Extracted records
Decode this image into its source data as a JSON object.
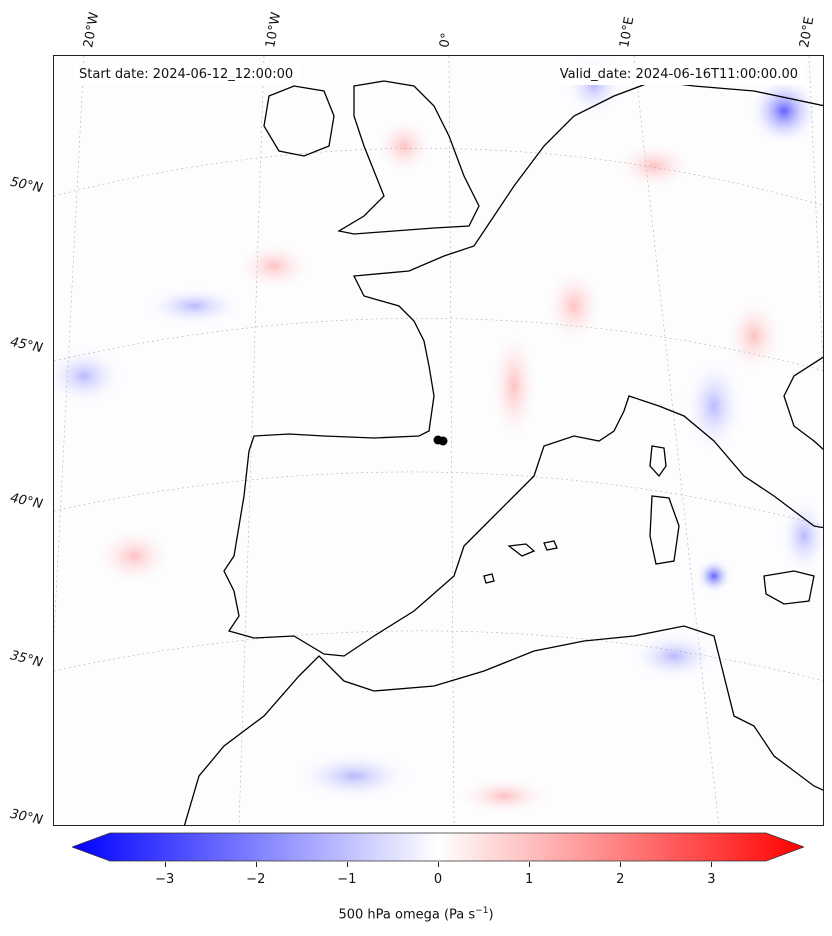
{
  "header": {
    "start_date": "Start date: 2024-06-12_12:00:00",
    "valid_date": "Valid_date: 2024-06-16T11:00:00.00"
  },
  "map": {
    "field": "500 hPa omega",
    "longitude_labels": [
      "20°W",
      "10°W",
      "0°",
      "10°E",
      "20°E"
    ],
    "latitude_labels": [
      "50°N",
      "45°N",
      "40°N",
      "35°N",
      "30°N"
    ],
    "marker": "black-dot-location"
  },
  "colorbar": {
    "label_main": "500 hPa omega (Pa s",
    "label_exp": "−1",
    "label_close": ")",
    "ticks": [
      "−3",
      "−2",
      "−1",
      "0",
      "1",
      "2",
      "3"
    ],
    "tick_values": [
      -3,
      -2,
      -1,
      0,
      1,
      2,
      3
    ],
    "range": [
      -3.6,
      3.6
    ],
    "colormap": "bwr",
    "colors": {
      "negative": "#0000ff",
      "zero": "#ffffff",
      "positive": "#ff0000"
    }
  }
}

Task brief - All of the records above must be copied exactly, except for the pictures.

Complete output -
Decode this image into its source data as a JSON object.
{
  "header": {
    "start_date": "Start date: 2024-06-12_12:00:00",
    "valid_date": "Valid_date: 2024-06-16T11:00:00.00"
  },
  "map": {
    "field": "500 hPa omega",
    "longitude_labels": [
      "20°W",
      "10°W",
      "0°",
      "10°E",
      "20°E"
    ],
    "latitude_labels": [
      "50°N",
      "45°N",
      "40°N",
      "35°N",
      "30°N"
    ],
    "marker": "black-dot-location"
  },
  "colorbar": {
    "label_main": "500 hPa omega (Pa s",
    "label_exp": "−1",
    "label_close": ")",
    "ticks": [
      "−3",
      "−2",
      "−1",
      "0",
      "1",
      "2",
      "3"
    ],
    "tick_values": [
      -3,
      -2,
      -1,
      0,
      1,
      2,
      3
    ],
    "range": [
      -3.6,
      3.6
    ],
    "colormap": "bwr",
    "colors": {
      "negative": "#0000ff",
      "zero": "#ffffff",
      "positive": "#ff0000"
    }
  }
}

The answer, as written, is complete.